SELECTED EXTRACT

The river, the Skytrain and getting around

Two transport networks double as sightseeing. The Chao Phraya Express Boat runs up and down the river past the temples, ICONSIAM and a string of riverside hotels — cheap, breezy and far quicker than the road for the old-town sights. Tourist boats with hop-on-hop-off tickets serve the main piers; the standard commuter boats are cheaper if you can decode the flag colours. Either way, take it at least once; the river is the city's old highway.

Above the streets, the BTS Skytrain and the underground MRT glide over Bangkok's notorious traffic and connect Sukhumvit, Siam and Silom with the malls, the parks and the airport rail link. Buy a stored-value card or pay per ride, and use the trains for any cross-town move that the river doesn't cover. For everything else, use a metered taxi or the Grab app rather than negotiating fares — and budget extra time in the rush-hour gridlock.

After dark — rooftops, Chinatown and nightlife

Bangkok comes alive after sunset, and its rooftop bars are rightly famous: a cluster of high-rise terraces serve cocktails with skyline views over the river and the city, several made internationally famous on screen. They run from glamorous (jacket-and-collar dress codes, premium prices) to relaxed; the view is the point either way. Time your drink for dusk to catch the city lights coming on.

Bangkok skyline along the Chao Phraya River at dusk
Photo: Braden Jarvis / Unsplash

For a livelier, cheaper night, Chinatown's Yaowarat turns into one long open-air kitchen after dark — grilled seafood, noodle woks, fruit and dessert stalls thronged with locals and travellers. The areas around Sukhumvit and Silom hold the bar-and-club nightlife, from craft-beer spots and live music to the well-known nightlife strips. Whatever you choose, the food guide is the better place to plan an eating-led evening; this is the orientation.

Green space and a slower Bangkok

For all its intensity, Bangkok hides pockets of calm. Lumphini Park, in the heart of the business district, is the city's central green lung — a fine spot for an early-morning walk among joggers, tai-chi groups and the resident monitor lizards before the heat sets in. Across the river and a short boat ride away, Bang Krachao — a green, semi-rural loop of the Chao Phraya nicknamed the city's 'green lung' — offers cycling paths, a weekend market and a startling change of pace within sight of the skyline.

These slower stops are easy to skip on a short trip and lovely to include on a longer one. They pair well with a relaxed second or third day, once you've ticked off the temples and the markets and want to feel the city breathe.

EXTRACTED RECORDS
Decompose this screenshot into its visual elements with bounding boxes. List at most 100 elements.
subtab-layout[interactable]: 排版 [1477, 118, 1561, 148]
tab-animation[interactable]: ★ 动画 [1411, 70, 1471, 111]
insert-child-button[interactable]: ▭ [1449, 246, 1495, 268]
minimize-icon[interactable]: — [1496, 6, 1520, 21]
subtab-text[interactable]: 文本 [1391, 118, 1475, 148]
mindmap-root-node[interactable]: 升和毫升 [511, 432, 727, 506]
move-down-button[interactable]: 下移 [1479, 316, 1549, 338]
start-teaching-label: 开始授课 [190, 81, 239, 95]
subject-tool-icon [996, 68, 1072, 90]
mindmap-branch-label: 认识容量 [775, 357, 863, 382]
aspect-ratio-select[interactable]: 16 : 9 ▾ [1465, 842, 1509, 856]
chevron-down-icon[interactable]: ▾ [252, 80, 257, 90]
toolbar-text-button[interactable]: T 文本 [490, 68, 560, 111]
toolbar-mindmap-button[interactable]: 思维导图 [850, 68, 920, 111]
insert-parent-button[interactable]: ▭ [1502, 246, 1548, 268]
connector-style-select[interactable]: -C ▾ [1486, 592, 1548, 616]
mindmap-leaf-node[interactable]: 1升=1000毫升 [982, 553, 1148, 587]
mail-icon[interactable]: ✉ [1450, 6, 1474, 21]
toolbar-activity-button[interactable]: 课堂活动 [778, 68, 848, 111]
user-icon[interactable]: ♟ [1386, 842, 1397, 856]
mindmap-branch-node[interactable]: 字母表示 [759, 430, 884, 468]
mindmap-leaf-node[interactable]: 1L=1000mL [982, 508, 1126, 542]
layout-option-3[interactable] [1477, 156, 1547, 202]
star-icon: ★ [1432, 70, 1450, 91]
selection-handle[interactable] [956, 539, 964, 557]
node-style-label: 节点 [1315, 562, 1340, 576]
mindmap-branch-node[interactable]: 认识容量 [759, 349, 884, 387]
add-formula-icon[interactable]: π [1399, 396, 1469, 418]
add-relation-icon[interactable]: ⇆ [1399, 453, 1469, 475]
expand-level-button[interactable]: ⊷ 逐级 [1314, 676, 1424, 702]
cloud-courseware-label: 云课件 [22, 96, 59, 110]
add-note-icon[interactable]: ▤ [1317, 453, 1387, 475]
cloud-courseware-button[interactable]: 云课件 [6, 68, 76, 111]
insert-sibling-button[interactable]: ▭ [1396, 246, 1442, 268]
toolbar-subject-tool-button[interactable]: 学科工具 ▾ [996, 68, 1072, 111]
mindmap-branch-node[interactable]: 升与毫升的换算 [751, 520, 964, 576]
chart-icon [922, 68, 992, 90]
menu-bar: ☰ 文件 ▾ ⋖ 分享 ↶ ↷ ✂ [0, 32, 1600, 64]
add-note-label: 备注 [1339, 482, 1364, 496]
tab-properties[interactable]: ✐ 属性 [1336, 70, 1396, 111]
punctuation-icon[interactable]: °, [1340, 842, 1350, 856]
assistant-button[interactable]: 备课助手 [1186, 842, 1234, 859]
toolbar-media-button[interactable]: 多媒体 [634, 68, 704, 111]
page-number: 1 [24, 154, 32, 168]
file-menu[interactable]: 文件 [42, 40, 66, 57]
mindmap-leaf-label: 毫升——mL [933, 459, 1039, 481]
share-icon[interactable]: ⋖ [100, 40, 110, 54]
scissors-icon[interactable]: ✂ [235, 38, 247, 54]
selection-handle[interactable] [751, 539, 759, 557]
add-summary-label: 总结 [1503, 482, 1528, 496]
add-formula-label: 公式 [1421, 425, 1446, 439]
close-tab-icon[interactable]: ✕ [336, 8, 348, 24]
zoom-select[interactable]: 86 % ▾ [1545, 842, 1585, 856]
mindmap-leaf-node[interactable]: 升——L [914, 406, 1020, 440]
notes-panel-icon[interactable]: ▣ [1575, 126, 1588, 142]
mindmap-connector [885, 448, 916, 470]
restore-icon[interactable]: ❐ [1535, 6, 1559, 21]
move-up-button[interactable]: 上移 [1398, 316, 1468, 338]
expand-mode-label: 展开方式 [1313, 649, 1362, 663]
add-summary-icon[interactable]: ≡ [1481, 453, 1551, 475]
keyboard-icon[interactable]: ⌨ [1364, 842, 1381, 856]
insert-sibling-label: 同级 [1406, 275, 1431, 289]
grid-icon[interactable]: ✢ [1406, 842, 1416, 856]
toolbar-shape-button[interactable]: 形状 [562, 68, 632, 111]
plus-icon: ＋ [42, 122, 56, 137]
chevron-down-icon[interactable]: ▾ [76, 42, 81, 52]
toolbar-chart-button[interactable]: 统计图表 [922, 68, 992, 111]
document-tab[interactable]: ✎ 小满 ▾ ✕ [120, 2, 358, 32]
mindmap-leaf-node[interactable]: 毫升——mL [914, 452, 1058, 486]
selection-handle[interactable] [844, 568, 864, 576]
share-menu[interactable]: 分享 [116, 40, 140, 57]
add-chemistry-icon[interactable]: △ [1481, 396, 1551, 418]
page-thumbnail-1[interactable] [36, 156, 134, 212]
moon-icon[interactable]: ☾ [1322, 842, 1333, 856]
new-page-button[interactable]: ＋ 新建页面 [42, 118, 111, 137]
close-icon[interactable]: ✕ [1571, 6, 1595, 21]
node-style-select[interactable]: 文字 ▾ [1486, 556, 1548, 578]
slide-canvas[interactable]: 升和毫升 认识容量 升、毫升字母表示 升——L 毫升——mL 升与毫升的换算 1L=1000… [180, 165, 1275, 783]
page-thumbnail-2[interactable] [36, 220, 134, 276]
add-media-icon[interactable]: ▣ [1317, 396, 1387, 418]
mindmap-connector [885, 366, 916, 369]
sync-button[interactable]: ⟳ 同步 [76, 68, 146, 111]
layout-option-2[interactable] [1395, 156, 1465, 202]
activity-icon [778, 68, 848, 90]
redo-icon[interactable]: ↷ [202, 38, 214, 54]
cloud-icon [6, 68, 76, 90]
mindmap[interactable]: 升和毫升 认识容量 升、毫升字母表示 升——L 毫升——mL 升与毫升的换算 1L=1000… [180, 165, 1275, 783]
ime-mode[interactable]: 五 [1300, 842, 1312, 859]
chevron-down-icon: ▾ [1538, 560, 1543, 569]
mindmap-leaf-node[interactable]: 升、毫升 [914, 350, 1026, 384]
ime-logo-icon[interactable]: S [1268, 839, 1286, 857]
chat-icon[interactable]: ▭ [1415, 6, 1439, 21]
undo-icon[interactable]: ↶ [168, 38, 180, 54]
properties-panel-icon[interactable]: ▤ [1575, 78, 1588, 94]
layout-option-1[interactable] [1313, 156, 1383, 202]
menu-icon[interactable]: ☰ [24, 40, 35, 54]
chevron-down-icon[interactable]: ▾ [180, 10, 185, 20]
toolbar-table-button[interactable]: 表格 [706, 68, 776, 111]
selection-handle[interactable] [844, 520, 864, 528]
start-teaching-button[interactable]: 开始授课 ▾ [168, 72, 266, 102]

EXERCISE GOAL
Can you write out the Bangkok text between "For all its" and "the city breathe.", inclusive? The material is separate from the Bangkok text and unrelated to it.

TASK ANSWER
For all its intensity, Bangkok hides pockets of calm. Lumphini Park, in the heart of the business district, is the city's central green lung — a fine spot for an early-morning walk among joggers, tai-chi groups and the resident monitor lizards before the heat sets in. Across the river and a short boat ride away, Bang Krachao — a green, semi-rural loop of the Chao Phraya nicknamed the city's 'green lung' — offers cycling paths, a weekend market and a startling change of pace within sight of the skyline.

These slower stops are easy to skip on a short trip and lovely to include on a longer one. They pair well with a relaxed second or third day, once you've ticked off the temples and the markets and want to feel the city breathe.